(Collected data entries)
▼▼▼

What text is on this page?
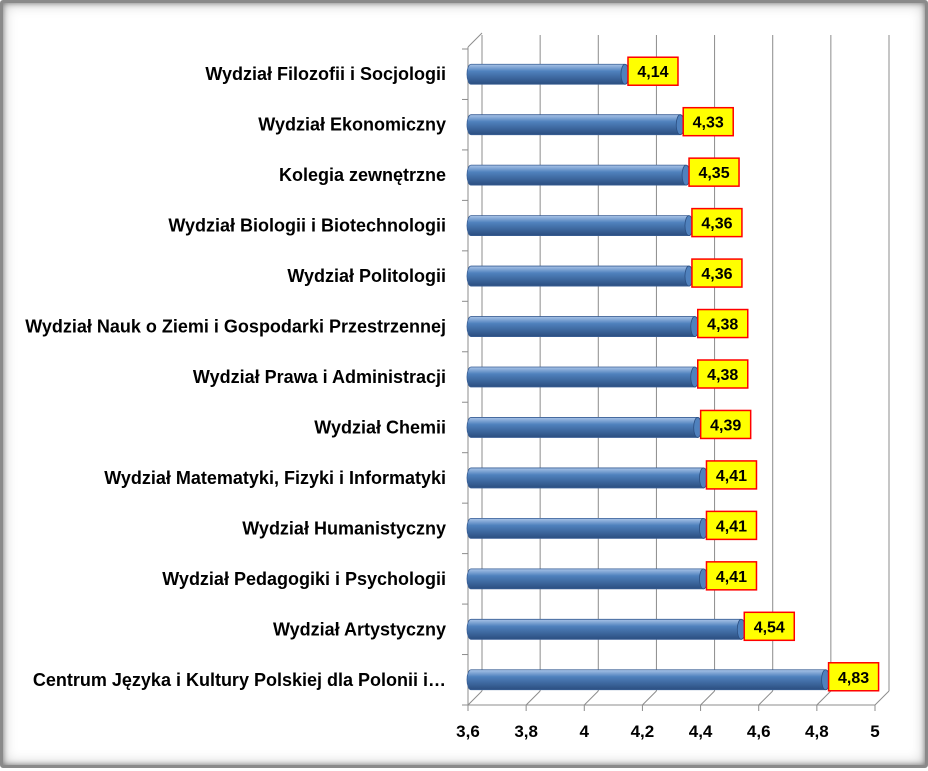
3,6 3,8 4 4,2 4,4 4,6 4,8 5
Wydział Filozofii i Socjologii
Wydział Ekonomiczny
Kolegia zewnętrzne
Wydział Biologii i Biotechnologii
Wydział Politologii
Wydział Nauk o Ziemi i Gospodarki Przestrzennej
Wydział Prawa i Administracji
Wydział Chemii
Wydział Matematyki, Fizyki i Informatyki
Wydział Humanistyczny
Wydział Pedagogiki i Psychologii
Wydział Artystyczny
Centrum Języka i Kultury Polskiej dla Polonii i…
4,14
4,33
4,35
4,36
4,36
4,38
4,38
4,39
4,41
4,41
4,41
4,54
4,83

▲▲▲

#### [Your goal]
For each line of the entries that includes "Wydział", show that line.

#### [Answer to this task]
Wydział Filozofii i Socjologii
Wydział Ekonomiczny
Wydział Biologii i Biotechnologii
Wydział Politologii
Wydział Nauk o Ziemi i Gospodarki Przestrzennej
Wydział Prawa i Administracji
Wydział Chemii
Wydział Matematyki, Fizyki i Informatyki
Wydział Humanistyczny
Wydział Pedagogiki i Psychologii
Wydział Artystyczny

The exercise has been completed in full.